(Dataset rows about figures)
+ + + +

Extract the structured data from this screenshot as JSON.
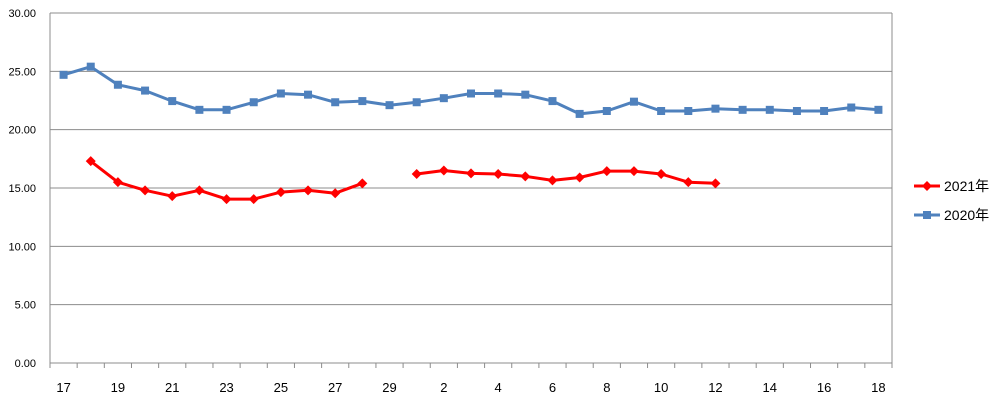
{
  "chart_data": {
    "type": "line",
    "title": "",
    "xlabel": "",
    "ylabel": "",
    "ylim": [
      0,
      30
    ],
    "y_ticks": [
      "0.00",
      "5.00",
      "10.00",
      "15.00",
      "20.00",
      "25.00",
      "30.00"
    ],
    "x_tick_labels": [
      "17",
      "19",
      "21",
      "23",
      "25",
      "27",
      "29",
      "2",
      "4",
      "6",
      "8",
      "10",
      "12",
      "14",
      "16",
      "18"
    ],
    "categories": [
      "17",
      "18",
      "19",
      "20",
      "21",
      "22",
      "23",
      "24",
      "25",
      "26",
      "27",
      "28",
      "29",
      "1",
      "2",
      "3",
      "4",
      "5",
      "6",
      "7",
      "8",
      "9",
      "10",
      "11",
      "12",
      "13",
      "14",
      "15",
      "16",
      "17",
      "18"
    ],
    "grid": "horizontal",
    "legend_position": "right",
    "series": [
      {
        "name": "2021年",
        "color": "#ff0000",
        "marker": "diamond",
        "values": [
          null,
          17.3,
          15.5,
          14.8,
          14.3,
          14.8,
          14.05,
          14.05,
          14.65,
          14.8,
          14.55,
          15.4,
          null,
          16.2,
          16.5,
          16.25,
          16.2,
          16.0,
          15.65,
          15.9,
          16.45,
          16.45,
          16.2,
          15.5,
          15.4,
          null,
          null,
          null,
          null,
          null,
          null
        ]
      },
      {
        "name": "2020年",
        "color": "#4f81bd",
        "marker": "square",
        "values": [
          24.7,
          25.4,
          23.85,
          23.35,
          22.45,
          21.7,
          21.7,
          22.35,
          23.1,
          23.0,
          22.35,
          22.45,
          22.1,
          22.35,
          22.7,
          23.1,
          23.1,
          23.0,
          22.45,
          21.35,
          21.6,
          22.4,
          21.6,
          21.6,
          21.8,
          21.7,
          21.7,
          21.6,
          21.6,
          21.9,
          21.7
        ]
      }
    ]
  }
}
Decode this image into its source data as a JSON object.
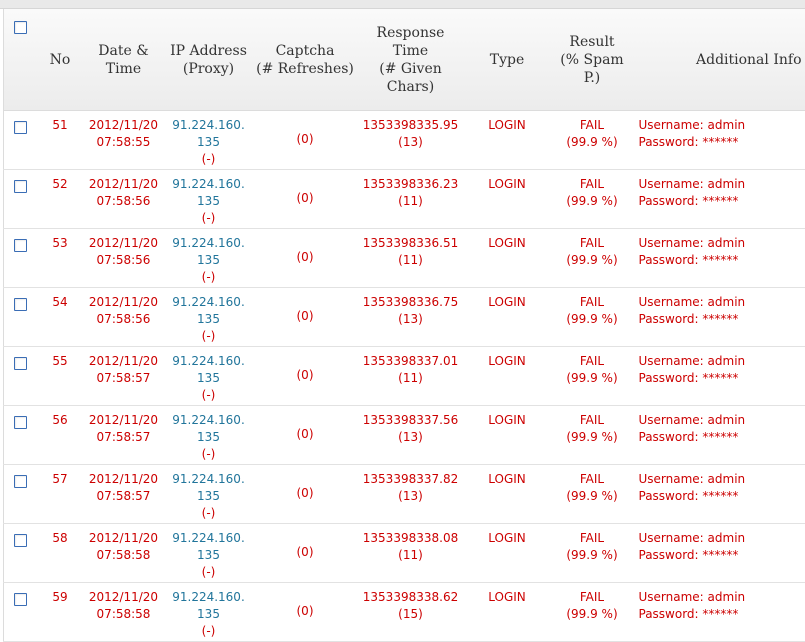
{
  "header": {
    "no": "No",
    "date_line1": "Date &",
    "date_line2": "Time",
    "ip_line1": "IP Address",
    "ip_line2": "(Proxy)",
    "captcha_line1": "Captcha",
    "captcha_line2": "(# Refreshes)",
    "resp_line1": "Response",
    "resp_line2": "Time",
    "resp_line3": "(# Given",
    "resp_line4": "Chars)",
    "type": "Type",
    "result_line1": "Result",
    "result_line2": "(% Spam",
    "result_line3": "P.)",
    "info": "Additional Info"
  },
  "rows": [
    {
      "no": "51",
      "date": "2012/11/20",
      "time": "07:58:55",
      "ip1": "91.224.160.",
      "ip2": "135",
      "proxy": "(-)",
      "captcha": "(0)",
      "response": "1353398335.95",
      "chars": "(13)",
      "type": "LOGIN",
      "result": "FAIL",
      "spam": "(99.9 %)",
      "username": "Username: admin",
      "password": "Password: ******"
    },
    {
      "no": "52",
      "date": "2012/11/20",
      "time": "07:58:56",
      "ip1": "91.224.160.",
      "ip2": "135",
      "proxy": "(-)",
      "captcha": "(0)",
      "response": "1353398336.23",
      "chars": "(11)",
      "type": "LOGIN",
      "result": "FAIL",
      "spam": "(99.9 %)",
      "username": "Username: admin",
      "password": "Password: ******"
    },
    {
      "no": "53",
      "date": "2012/11/20",
      "time": "07:58:56",
      "ip1": "91.224.160.",
      "ip2": "135",
      "proxy": "(-)",
      "captcha": "(0)",
      "response": "1353398336.51",
      "chars": "(11)",
      "type": "LOGIN",
      "result": "FAIL",
      "spam": "(99.9 %)",
      "username": "Username: admin",
      "password": "Password: ******"
    },
    {
      "no": "54",
      "date": "2012/11/20",
      "time": "07:58:56",
      "ip1": "91.224.160.",
      "ip2": "135",
      "proxy": "(-)",
      "captcha": "(0)",
      "response": "1353398336.75",
      "chars": "(13)",
      "type": "LOGIN",
      "result": "FAIL",
      "spam": "(99.9 %)",
      "username": "Username: admin",
      "password": "Password: ******"
    },
    {
      "no": "55",
      "date": "2012/11/20",
      "time": "07:58:57",
      "ip1": "91.224.160.",
      "ip2": "135",
      "proxy": "(-)",
      "captcha": "(0)",
      "response": "1353398337.01",
      "chars": "(11)",
      "type": "LOGIN",
      "result": "FAIL",
      "spam": "(99.9 %)",
      "username": "Username: admin",
      "password": "Password: ******"
    },
    {
      "no": "56",
      "date": "2012/11/20",
      "time": "07:58:57",
      "ip1": "91.224.160.",
      "ip2": "135",
      "proxy": "(-)",
      "captcha": "(0)",
      "response": "1353398337.56",
      "chars": "(13)",
      "type": "LOGIN",
      "result": "FAIL",
      "spam": "(99.9 %)",
      "username": "Username: admin",
      "password": "Password: ******"
    },
    {
      "no": "57",
      "date": "2012/11/20",
      "time": "07:58:57",
      "ip1": "91.224.160.",
      "ip2": "135",
      "proxy": "(-)",
      "captcha": "(0)",
      "response": "1353398337.82",
      "chars": "(13)",
      "type": "LOGIN",
      "result": "FAIL",
      "spam": "(99.9 %)",
      "username": "Username: admin",
      "password": "Password: ******"
    },
    {
      "no": "58",
      "date": "2012/11/20",
      "time": "07:58:58",
      "ip1": "91.224.160.",
      "ip2": "135",
      "proxy": "(-)",
      "captcha": "(0)",
      "response": "1353398338.08",
      "chars": "(11)",
      "type": "LOGIN",
      "result": "FAIL",
      "spam": "(99.9 %)",
      "username": "Username: admin",
      "password": "Password: ******"
    },
    {
      "no": "59",
      "date": "2012/11/20",
      "time": "07:58:58",
      "ip1": "91.224.160.",
      "ip2": "135",
      "proxy": "(-)",
      "captcha": "(0)",
      "response": "1353398338.62",
      "chars": "(15)",
      "type": "LOGIN",
      "result": "FAIL",
      "spam": "(99.9 %)",
      "username": "Username: admin",
      "password": "Password: ******"
    }
  ],
  "colors": {
    "fail_red": "#cc0000",
    "ip_blue": "#21759b",
    "checkbox_border": "#3a6db5"
  }
}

+ + + +

Repeat the data exactly in full, omitting its pictures.

Extract the structured data from this screenshot as JSON.
{
  "chart_data": {
    "type": "line",
    "title": "",
    "xlabel": "",
    "ylabel": "",
    "ylim": [
      0,
      30
    ],
    "y_ticks": [
      "0.00",
      "5.00",
      "10.00",
      "15.00",
      "20.00",
      "25.00",
      "30.00"
    ],
    "x_tick_labels": [
      "17",
      "19",
      "21",
      "23",
      "25",
      "27",
      "29",
      "2",
      "4",
      "6",
      "8",
      "10",
      "12",
      "14",
      "16",
      "18"
    ],
    "categories": [
      "17",
      "18",
      "19",
      "20",
      "21",
      "22",
      "23",
      "24",
      "25",
      "26",
      "27",
      "28",
      "29",
      "1",
      "2",
      "3",
      "4",
      "5",
      "6",
      "7",
      "8",
      "9",
      "10",
      "11",
      "12",
      "13",
      "14",
      "15",
      "16",
      "17",
      "18"
    ],
    "grid": "horizontal",
    "legend_position": "right",
    "series": [
      {
        "name": "2021年",
        "color": "#ff0000",
        "marker": "diamond",
        "values": [
          null,
          17.3,
          15.5,
          14.8,
          14.3,
          14.8,
          14.05,
          14.05,
          14.65,
          14.8,
          14.55,
          15.4,
          null,
          16.2,
          16.5,
          16.25,
          16.2,
          16.0,
          15.65,
          15.9,
          16.45,
          16.45,
          16.2,
          15.5,
          15.4,
          null,
          null,
          null,
          null,
          null,
          null
        ]
      },
      {
        "name": "2020年",
        "color": "#4f81bd",
        "marker": "square",
        "values": [
          24.7,
          25.4,
          23.85,
          23.35,
          22.45,
          21.7,
          21.7,
          22.35,
          23.1,
          23.0,
          22.35,
          22.45,
          22.1,
          22.35,
          22.7,
          23.1,
          23.1,
          23.0,
          22.45,
          21.35,
          21.6,
          22.4,
          21.6,
          21.6,
          21.8,
          21.7,
          21.7,
          21.6,
          21.6,
          21.9,
          21.7
        ]
      }
    ]
  }
}
Decode this image into its source data as a JSON object.
{
  "header": {
    "no": "No",
    "date_line1": "Date &",
    "date_line2": "Time",
    "ip_line1": "IP Address",
    "ip_line2": "(Proxy)",
    "captcha_line1": "Captcha",
    "captcha_line2": "(# Refreshes)",
    "resp_line1": "Response",
    "resp_line2": "Time",
    "resp_line3": "(# Given",
    "resp_line4": "Chars)",
    "type": "Type",
    "result_line1": "Result",
    "result_line2": "(% Spam",
    "result_line3": "P.)",
    "info": "Additional Info"
  },
  "rows": [
    {
      "no": "51",
      "date": "2012/11/20",
      "time": "07:58:55",
      "ip1": "91.224.160.",
      "ip2": "135",
      "proxy": "(-)",
      "captcha": "(0)",
      "response": "1353398335.95",
      "chars": "(13)",
      "type": "LOGIN",
      "result": "FAIL",
      "spam": "(99.9 %)",
      "username": "Username: admin",
      "password": "Password: ******"
    },
    {
      "no": "52",
      "date": "2012/11/20",
      "time": "07:58:56",
      "ip1": "91.224.160.",
      "ip2": "135",
      "proxy": "(-)",
      "captcha": "(0)",
      "response": "1353398336.23",
      "chars": "(11)",
      "type": "LOGIN",
      "result": "FAIL",
      "spam": "(99.9 %)",
      "username": "Username: admin",
      "password": "Password: ******"
    },
    {
      "no": "53",
      "date": "2012/11/20",
      "time": "07:58:56",
      "ip1": "91.224.160.",
      "ip2": "135",
      "proxy": "(-)",
      "captcha": "(0)",
      "response": "1353398336.51",
      "chars": "(11)",
      "type": "LOGIN",
      "result": "FAIL",
      "spam": "(99.9 %)",
      "username": "Username: admin",
      "password": "Password: ******"
    },
    {
      "no": "54",
      "date": "2012/11/20",
      "time": "07:58:56",
      "ip1": "91.224.160.",
      "ip2": "135",
      "proxy": "(-)",
      "captcha": "(0)",
      "response": "1353398336.75",
      "chars": "(13)",
      "type": "LOGIN",
      "result": "FAIL",
      "spam": "(99.9 %)",
      "username": "Username: admin",
      "password": "Password: ******"
    },
    {
      "no": "55",
      "date": "2012/11/20",
      "time": "07:58:57",
      "ip1": "91.224.160.",
      "ip2": "135",
      "proxy": "(-)",
      "captcha": "(0)",
      "response": "1353398337.01",
      "chars": "(11)",
      "type": "LOGIN",
      "result": "FAIL",
      "spam": "(99.9 %)",
      "username": "Username: admin",
      "password": "Password: ******"
    },
    {
      "no": "56",
      "date": "2012/11/20",
      "time": "07:58:57",
      "ip1": "91.224.160.",
      "ip2": "135",
      "proxy": "(-)",
      "captcha": "(0)",
      "response": "1353398337.56",
      "chars": "(13)",
      "type": "LOGIN",
      "result": "FAIL",
      "spam": "(99.9 %)",
      "username": "Username: admin",
      "password": "Password: ******"
    },
    {
      "no": "57",
      "date": "2012/11/20",
      "time": "07:58:57",
      "ip1": "91.224.160.",
      "ip2": "135",
      "proxy": "(-)",
      "captcha": "(0)",
      "response": "1353398337.82",
      "chars": "(13)",
      "type": "LOGIN",
      "result": "FAIL",
      "spam": "(99.9 %)",
      "username": "Username: admin",
      "password": "Password: ******"
    },
    {
      "no": "58",
      "date": "2012/11/20",
      "time": "07:58:58",
      "ip1": "91.224.160.",
      "ip2": "135",
      "proxy": "(-)",
      "captcha": "(0)",
      "response": "1353398338.08",
      "chars": "(11)",
      "type": "LOGIN",
      "result": "FAIL",
      "spam": "(99.9 %)",
      "username": "Username: admin",
      "password": "Password: ******"
    },
    {
      "no": "59",
      "date": "2012/11/20",
      "time": "07:58:58",
      "ip1": "91.224.160.",
      "ip2": "135",
      "proxy": "(-)",
      "captcha": "(0)",
      "response": "1353398338.62",
      "chars": "(15)",
      "type": "LOGIN",
      "result": "FAIL",
      "spam": "(99.9 %)",
      "username": "Username: admin",
      "password": "Password: ******"
    }
  ],
  "colors": {
    "fail_red": "#cc0000",
    "ip_blue": "#21759b",
    "checkbox_border": "#3a6db5"
  }
}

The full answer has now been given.